[Dataset items]
-=-=-

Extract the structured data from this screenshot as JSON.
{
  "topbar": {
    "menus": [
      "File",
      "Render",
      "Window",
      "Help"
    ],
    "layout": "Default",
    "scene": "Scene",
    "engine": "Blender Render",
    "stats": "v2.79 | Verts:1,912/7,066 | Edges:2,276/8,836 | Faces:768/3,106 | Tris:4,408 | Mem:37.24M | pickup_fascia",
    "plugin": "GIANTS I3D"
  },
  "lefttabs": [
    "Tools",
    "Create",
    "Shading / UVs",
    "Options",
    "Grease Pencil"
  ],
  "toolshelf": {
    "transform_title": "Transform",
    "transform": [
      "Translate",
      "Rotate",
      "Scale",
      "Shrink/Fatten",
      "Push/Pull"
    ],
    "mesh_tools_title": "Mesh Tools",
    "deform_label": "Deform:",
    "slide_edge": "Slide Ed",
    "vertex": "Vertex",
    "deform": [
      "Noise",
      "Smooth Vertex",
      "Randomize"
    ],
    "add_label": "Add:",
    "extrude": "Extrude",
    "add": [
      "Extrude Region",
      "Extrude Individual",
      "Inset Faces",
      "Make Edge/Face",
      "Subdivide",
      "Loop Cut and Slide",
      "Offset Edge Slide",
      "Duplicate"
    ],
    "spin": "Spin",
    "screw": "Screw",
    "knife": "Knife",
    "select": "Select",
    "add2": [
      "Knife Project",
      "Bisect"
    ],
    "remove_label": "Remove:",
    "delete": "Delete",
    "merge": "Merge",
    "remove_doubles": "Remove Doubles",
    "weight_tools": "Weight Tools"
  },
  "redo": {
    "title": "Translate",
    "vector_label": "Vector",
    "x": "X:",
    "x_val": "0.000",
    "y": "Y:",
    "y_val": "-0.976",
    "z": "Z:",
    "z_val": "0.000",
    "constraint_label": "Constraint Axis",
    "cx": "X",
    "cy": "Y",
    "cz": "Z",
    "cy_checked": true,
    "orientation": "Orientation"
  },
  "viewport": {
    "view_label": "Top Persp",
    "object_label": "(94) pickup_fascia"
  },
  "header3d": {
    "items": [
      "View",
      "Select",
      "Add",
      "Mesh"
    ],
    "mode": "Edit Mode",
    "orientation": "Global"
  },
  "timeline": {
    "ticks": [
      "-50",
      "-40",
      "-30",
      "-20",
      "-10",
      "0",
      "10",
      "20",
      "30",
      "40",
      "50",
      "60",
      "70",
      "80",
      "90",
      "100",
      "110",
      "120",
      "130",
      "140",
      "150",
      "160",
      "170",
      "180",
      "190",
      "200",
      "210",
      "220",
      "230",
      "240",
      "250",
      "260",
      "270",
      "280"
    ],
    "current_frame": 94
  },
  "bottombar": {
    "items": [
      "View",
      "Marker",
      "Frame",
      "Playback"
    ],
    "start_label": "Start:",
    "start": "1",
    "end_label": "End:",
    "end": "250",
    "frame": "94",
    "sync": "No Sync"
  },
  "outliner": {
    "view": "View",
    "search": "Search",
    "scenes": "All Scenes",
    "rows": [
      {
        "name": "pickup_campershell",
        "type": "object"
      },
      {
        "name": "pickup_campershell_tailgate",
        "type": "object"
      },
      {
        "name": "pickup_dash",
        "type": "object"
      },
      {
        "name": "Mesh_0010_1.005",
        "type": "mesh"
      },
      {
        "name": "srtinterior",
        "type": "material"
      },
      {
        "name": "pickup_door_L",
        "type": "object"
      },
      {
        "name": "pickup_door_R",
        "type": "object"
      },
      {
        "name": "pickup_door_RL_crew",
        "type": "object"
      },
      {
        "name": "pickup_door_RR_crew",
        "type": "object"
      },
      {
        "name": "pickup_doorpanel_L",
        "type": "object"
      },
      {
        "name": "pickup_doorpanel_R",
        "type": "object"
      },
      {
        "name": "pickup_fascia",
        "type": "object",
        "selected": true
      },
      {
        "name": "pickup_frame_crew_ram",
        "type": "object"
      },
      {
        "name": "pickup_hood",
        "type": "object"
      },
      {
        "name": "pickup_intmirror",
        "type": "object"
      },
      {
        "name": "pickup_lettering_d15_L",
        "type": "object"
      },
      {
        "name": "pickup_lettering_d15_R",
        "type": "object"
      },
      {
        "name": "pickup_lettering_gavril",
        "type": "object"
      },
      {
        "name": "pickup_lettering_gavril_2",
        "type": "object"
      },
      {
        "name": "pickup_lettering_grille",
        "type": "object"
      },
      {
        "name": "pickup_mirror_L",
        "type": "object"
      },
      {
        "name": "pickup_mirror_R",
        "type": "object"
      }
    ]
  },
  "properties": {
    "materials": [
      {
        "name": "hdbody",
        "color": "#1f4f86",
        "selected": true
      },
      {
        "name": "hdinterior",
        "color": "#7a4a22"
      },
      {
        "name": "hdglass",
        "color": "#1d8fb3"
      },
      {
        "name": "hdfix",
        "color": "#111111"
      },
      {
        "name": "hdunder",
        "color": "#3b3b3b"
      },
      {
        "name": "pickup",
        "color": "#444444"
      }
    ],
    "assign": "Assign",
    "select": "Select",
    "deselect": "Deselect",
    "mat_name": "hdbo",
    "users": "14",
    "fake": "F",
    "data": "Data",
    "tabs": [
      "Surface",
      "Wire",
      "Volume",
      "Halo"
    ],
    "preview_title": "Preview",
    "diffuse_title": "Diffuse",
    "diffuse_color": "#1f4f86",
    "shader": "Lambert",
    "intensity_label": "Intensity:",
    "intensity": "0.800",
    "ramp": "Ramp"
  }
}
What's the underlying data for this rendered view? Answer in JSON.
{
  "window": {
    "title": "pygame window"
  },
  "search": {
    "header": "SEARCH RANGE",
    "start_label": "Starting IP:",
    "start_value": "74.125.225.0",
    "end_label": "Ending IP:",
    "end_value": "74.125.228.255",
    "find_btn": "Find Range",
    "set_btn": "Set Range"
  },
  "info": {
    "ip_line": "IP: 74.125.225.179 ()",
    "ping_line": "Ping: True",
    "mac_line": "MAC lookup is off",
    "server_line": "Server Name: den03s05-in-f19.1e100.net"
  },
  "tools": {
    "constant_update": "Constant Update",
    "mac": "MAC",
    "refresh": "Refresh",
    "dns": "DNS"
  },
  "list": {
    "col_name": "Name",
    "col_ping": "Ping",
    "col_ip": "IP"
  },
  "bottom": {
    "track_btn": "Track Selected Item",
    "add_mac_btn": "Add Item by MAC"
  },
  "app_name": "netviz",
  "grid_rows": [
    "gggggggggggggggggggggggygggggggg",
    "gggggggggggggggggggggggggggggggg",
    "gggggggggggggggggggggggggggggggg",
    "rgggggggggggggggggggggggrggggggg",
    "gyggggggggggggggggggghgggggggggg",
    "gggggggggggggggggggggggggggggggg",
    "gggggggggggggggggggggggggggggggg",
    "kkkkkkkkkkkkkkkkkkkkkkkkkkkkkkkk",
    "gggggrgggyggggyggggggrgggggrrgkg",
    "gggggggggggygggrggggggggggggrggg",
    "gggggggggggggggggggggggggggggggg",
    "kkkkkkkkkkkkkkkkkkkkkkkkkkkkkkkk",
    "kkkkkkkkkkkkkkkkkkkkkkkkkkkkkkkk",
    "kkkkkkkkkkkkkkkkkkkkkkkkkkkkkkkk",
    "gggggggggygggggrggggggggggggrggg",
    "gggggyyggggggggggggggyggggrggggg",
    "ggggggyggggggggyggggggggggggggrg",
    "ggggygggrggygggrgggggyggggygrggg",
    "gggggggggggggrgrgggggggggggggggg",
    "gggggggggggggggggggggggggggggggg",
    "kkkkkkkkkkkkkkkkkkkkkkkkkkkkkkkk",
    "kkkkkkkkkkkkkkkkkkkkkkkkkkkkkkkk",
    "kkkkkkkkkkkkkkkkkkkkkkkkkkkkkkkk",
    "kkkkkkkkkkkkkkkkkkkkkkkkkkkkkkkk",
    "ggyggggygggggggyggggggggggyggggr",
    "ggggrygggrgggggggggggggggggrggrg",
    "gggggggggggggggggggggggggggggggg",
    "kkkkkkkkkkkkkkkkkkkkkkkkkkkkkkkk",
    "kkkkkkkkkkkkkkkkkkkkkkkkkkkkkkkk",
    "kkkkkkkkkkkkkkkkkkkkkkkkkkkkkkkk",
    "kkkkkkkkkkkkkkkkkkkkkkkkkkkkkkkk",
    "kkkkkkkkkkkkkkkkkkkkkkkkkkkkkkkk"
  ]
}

-=-=-

For the data above, state only how many lines include the word "Extrude".

3